● **Source**
=====

In this way, Hau almost incidentally shows how the colonial structures of the past are reproduced again and again, even outside the Philippines. However, in a compellingly precise and emotional way, Hau primarily tells the story of a mysterious disappearance, from the perspectives of two very different women. One is Racel, a domestic worker from Singapore who comes from a small island in the Philippines. Her mother worked there as a domestic servant in the mansion of the rich and powerful Agalon family. When Racel learns that her mother has been missing since a typhoon, she is granted two weeks' leave to go there to look for her. The other is Lia, who meanwhile is traveling from Singapore to Manila and from there to the same island. She is the daughter of the Agalons and has been banished to the island by her family in order to silence the rumours about her divorce and her affair with a fitness trainer. The two women were very close in their childhood, as Racel's mother was Lia's nanny. But this half-sisterly relationship has long been forgotten, thanks to class differences.

Hau connects these levels as the symbiotic relationships between the classes allow. They are separate, yet progress together in time. Through these narrative levels, which are filled with elements of ghostly tension, Hau not only describes with ruthless clarity the power relations in the Philippines, where almost 250 family dynasties have divided power since the revolution and independence (fuelled in part by José Rizal). No, equally unsparing is her depiction of the malaise of the oppressed, who are consistently marginalised by language, skin colour and property ownership:

After many years in this country, I quickly recognise where invisible fences are meant to keep domestic workers and labourers out of public and private places. It is no different here than in Manila where we are judged by the colour of our skin, the condition of our teeth, by our language, our dialect, our clothes and shoes, by the way we walk and stand, by what we eat, by the neighbourhoods we occupy, by the people who are our relatives and friends.

The month of inactivity - described in the original title of Hau's novel as "dead time" (Tiempo Muerto ) - the month when the sugar cane grows and which once shook the sugar cane farmers to the core, now extends to the whole year in Hau's novel. Just as Niekerk uses her farm as an illustrative microcosm for the bigger picture, Hau's island stands for an entire country groaning under nepotism and corruption, abandoned by all good spirits, ghosts (and people) and basically dead.

It is, then, the ghosts that ultimately offer the only glimmer of hope in Hau's intelligent and moving novel. The ghosts of a revolution that might still exist in the mountains and perhaps even prevent the final desecration of the country - in Hau's case, the selling off of the island as an international luxury resort. And then there is the hope that the dead and their souls may also gain the ability to move away from a country that is no longer even suitable as a burial and resting place for souls, in order to unite in exile with the living, the politically exiled and the many economic migrants.

=====

● **Provided material**
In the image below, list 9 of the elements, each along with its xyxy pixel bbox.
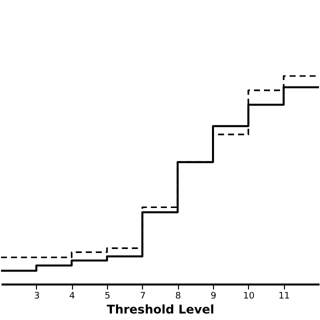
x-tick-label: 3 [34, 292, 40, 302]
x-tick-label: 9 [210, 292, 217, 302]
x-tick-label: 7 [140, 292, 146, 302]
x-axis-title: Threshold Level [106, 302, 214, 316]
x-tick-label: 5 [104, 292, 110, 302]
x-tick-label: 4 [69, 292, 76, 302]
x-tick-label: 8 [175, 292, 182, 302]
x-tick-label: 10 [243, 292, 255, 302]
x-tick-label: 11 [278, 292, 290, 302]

=====

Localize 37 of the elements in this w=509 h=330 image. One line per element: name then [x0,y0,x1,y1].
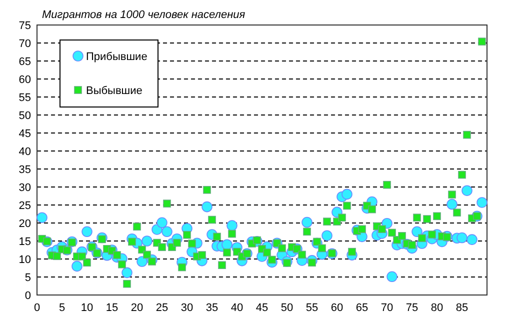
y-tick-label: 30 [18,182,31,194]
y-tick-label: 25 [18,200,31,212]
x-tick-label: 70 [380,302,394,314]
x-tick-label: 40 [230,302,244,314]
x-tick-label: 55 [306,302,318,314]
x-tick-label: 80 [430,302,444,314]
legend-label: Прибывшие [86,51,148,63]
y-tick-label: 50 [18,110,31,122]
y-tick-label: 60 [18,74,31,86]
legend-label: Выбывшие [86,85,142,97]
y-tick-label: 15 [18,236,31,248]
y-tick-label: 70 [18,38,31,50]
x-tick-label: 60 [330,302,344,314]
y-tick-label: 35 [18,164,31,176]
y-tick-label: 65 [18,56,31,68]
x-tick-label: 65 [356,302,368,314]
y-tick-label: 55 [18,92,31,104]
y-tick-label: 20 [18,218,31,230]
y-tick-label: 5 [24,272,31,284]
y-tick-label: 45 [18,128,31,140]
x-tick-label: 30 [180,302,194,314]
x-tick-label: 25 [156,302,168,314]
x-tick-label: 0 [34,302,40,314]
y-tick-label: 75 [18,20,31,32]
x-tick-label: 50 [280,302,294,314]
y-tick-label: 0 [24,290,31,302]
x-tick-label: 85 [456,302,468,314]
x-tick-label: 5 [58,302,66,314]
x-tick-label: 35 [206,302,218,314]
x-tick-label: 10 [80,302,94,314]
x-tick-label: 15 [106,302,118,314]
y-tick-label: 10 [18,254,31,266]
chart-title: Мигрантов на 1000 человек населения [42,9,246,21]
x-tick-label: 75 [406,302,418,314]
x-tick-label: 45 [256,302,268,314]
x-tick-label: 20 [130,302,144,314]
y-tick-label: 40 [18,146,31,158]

=====

● **Directives**
• A. Summarize the review in two sentences.
• B. In the first listing, rewrite the lines from the one with "In the image" up to and including the one with "x-tick-label: 11 [278, 292, 290, 302]", changing "elements" to "items" and keeping everything else the same. Leave the picture out.

● **Solutions to the tasks**
• A. The review says Hau's novel tells the story of a mysterious disappearance from the perspectives of Racel, a domestic worker in Singapore searching for her missing mother, and Lia, the banished daughter of the powerful Agalon family, whose nanny was Racel's mother. It adds that the novel depicts the power relations and the marginalization of the oppressed in the Philippines with unsparing clarity, makes the island stand for a country groaning under nepotism and corruption, and finds the only glimmer of hope in the ghosts.

• B.
In the image below, list 9 of the items, each along with its xyxy pixel bbox.
x-tick-label: 3 [34, 292, 40, 302]
x-tick-label: 9 [210, 292, 217, 302]
x-tick-label: 7 [140, 292, 146, 302]
x-axis-title: Threshold Level [106, 302, 214, 316]
x-tick-label: 5 [104, 292, 110, 302]
x-tick-label: 4 [69, 292, 76, 302]
x-tick-label: 8 [175, 292, 182, 302]
x-tick-label: 10 [243, 292, 255, 302]
x-tick-label: 11 [278, 292, 290, 302]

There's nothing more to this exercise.